§ DIRECTION:
Send back the entries below exactly as they appear.
[Start SUPPLIED DATA]
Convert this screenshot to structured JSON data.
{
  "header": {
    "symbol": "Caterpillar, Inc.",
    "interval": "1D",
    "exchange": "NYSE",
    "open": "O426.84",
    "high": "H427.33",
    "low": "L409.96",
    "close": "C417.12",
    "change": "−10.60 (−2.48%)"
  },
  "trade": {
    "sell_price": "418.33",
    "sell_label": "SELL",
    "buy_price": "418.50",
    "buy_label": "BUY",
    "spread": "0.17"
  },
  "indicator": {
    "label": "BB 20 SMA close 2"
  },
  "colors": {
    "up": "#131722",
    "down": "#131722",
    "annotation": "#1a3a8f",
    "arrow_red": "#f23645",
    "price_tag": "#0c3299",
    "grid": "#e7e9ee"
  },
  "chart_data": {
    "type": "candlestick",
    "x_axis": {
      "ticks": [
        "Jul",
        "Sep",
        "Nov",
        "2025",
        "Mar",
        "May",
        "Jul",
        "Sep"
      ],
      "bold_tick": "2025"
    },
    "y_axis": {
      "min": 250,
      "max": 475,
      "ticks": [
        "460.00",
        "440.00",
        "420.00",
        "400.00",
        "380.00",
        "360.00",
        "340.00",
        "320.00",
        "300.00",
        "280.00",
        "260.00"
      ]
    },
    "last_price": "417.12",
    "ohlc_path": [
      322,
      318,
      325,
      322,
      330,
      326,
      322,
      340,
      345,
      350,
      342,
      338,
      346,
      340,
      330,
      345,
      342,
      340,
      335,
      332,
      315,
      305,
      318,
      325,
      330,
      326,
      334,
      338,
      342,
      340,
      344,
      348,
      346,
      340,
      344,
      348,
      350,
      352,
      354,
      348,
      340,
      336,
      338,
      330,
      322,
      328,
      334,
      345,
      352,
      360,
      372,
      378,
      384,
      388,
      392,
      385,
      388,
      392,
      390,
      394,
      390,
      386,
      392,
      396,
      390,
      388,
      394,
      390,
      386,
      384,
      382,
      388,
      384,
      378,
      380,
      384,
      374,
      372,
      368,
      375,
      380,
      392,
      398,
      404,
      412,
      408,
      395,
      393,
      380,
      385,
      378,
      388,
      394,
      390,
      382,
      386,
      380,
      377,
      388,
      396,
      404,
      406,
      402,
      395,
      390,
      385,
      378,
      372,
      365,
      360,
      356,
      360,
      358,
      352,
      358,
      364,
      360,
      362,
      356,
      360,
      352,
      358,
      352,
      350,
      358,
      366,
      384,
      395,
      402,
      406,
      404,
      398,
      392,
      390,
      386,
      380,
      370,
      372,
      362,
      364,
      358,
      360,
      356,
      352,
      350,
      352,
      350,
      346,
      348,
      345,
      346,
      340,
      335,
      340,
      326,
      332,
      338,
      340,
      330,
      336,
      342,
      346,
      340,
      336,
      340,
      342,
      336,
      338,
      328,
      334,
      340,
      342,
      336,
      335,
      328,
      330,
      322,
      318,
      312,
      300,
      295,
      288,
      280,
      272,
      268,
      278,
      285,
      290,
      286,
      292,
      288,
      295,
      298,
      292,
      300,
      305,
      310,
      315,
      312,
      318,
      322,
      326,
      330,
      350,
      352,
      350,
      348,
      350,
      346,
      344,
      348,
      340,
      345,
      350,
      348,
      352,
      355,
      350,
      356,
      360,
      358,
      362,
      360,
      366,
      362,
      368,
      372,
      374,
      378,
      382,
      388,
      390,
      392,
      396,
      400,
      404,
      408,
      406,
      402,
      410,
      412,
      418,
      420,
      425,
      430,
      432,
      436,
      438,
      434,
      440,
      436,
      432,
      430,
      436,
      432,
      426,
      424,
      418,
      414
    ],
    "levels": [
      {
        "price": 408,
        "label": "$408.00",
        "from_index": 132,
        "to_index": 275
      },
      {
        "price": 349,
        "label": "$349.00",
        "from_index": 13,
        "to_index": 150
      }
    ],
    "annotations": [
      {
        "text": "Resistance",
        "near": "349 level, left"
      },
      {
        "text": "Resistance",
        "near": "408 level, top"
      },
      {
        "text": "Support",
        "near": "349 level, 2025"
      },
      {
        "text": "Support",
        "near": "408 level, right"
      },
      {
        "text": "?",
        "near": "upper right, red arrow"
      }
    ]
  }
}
[End SUPPLIED DATA]
§ RESPONSE BELOW:
Convert this screenshot to structured JSON data.
{
  "header": {
    "symbol": "Caterpillar, Inc.",
    "interval": "1D",
    "exchange": "NYSE",
    "open": "O426.84",
    "high": "H427.33",
    "low": "L409.96",
    "close": "C417.12",
    "change": "−10.60 (−2.48%)"
  },
  "trade": {
    "sell_price": "418.33",
    "sell_label": "SELL",
    "buy_price": "418.50",
    "buy_label": "BUY",
    "spread": "0.17"
  },
  "indicator": {
    "label": "BB 20 SMA close 2"
  },
  "colors": {
    "up": "#131722",
    "down": "#131722",
    "annotation": "#1a3a8f",
    "arrow_red": "#f23645",
    "price_tag": "#0c3299",
    "grid": "#e7e9ee"
  },
  "chart_data": {
    "type": "candlestick",
    "x_axis": {
      "ticks": [
        "Jul",
        "Sep",
        "Nov",
        "2025",
        "Mar",
        "May",
        "Jul",
        "Sep"
      ],
      "bold_tick": "2025"
    },
    "y_axis": {
      "min": 250,
      "max": 475,
      "ticks": [
        "460.00",
        "440.00",
        "420.00",
        "400.00",
        "380.00",
        "360.00",
        "340.00",
        "320.00",
        "300.00",
        "280.00",
        "260.00"
      ]
    },
    "last_price": "417.12",
    "ohlc_path": [
      322,
      318,
      325,
      322,
      330,
      326,
      322,
      340,
      345,
      350,
      342,
      338,
      346,
      340,
      330,
      345,
      342,
      340,
      335,
      332,
      315,
      305,
      318,
      325,
      330,
      326,
      334,
      338,
      342,
      340,
      344,
      348,
      346,
      340,
      344,
      348,
      350,
      352,
      354,
      348,
      340,
      336,
      338,
      330,
      322,
      328,
      334,
      345,
      352,
      360,
      372,
      378,
      384,
      388,
      392,
      385,
      388,
      392,
      390,
      394,
      390,
      386,
      392,
      396,
      390,
      388,
      394,
      390,
      386,
      384,
      382,
      388,
      384,
      378,
      380,
      384,
      374,
      372,
      368,
      375,
      380,
      392,
      398,
      404,
      412,
      408,
      395,
      393,
      380,
      385,
      378,
      388,
      394,
      390,
      382,
      386,
      380,
      377,
      388,
      396,
      404,
      406,
      402,
      395,
      390,
      385,
      378,
      372,
      365,
      360,
      356,
      360,
      358,
      352,
      358,
      364,
      360,
      362,
      356,
      360,
      352,
      358,
      352,
      350,
      358,
      366,
      384,
      395,
      402,
      406,
      404,
      398,
      392,
      390,
      386,
      380,
      370,
      372,
      362,
      364,
      358,
      360,
      356,
      352,
      350,
      352,
      350,
      346,
      348,
      345,
      346,
      340,
      335,
      340,
      326,
      332,
      338,
      340,
      330,
      336,
      342,
      346,
      340,
      336,
      340,
      342,
      336,
      338,
      328,
      334,
      340,
      342,
      336,
      335,
      328,
      330,
      322,
      318,
      312,
      300,
      295,
      288,
      280,
      272,
      268,
      278,
      285,
      290,
      286,
      292,
      288,
      295,
      298,
      292,
      300,
      305,
      310,
      315,
      312,
      318,
      322,
      326,
      330,
      350,
      352,
      350,
      348,
      350,
      346,
      344,
      348,
      340,
      345,
      350,
      348,
      352,
      355,
      350,
      356,
      360,
      358,
      362,
      360,
      366,
      362,
      368,
      372,
      374,
      378,
      382,
      388,
      390,
      392,
      396,
      400,
      404,
      408,
      406,
      402,
      410,
      412,
      418,
      420,
      425,
      430,
      432,
      436,
      438,
      434,
      440,
      436,
      432,
      430,
      436,
      432,
      426,
      424,
      418,
      414
    ],
    "levels": [
      {
        "price": 408,
        "label": "$408.00",
        "from_index": 132,
        "to_index": 275
      },
      {
        "price": 349,
        "label": "$349.00",
        "from_index": 13,
        "to_index": 150
      }
    ],
    "annotations": [
      {
        "text": "Resistance",
        "near": "349 level, left"
      },
      {
        "text": "Resistance",
        "near": "408 level, top"
      },
      {
        "text": "Support",
        "near": "349 level, 2025"
      },
      {
        "text": "Support",
        "near": "408 level, right"
      },
      {
        "text": "?",
        "near": "upper right, red arrow"
      }
    ]
  }
}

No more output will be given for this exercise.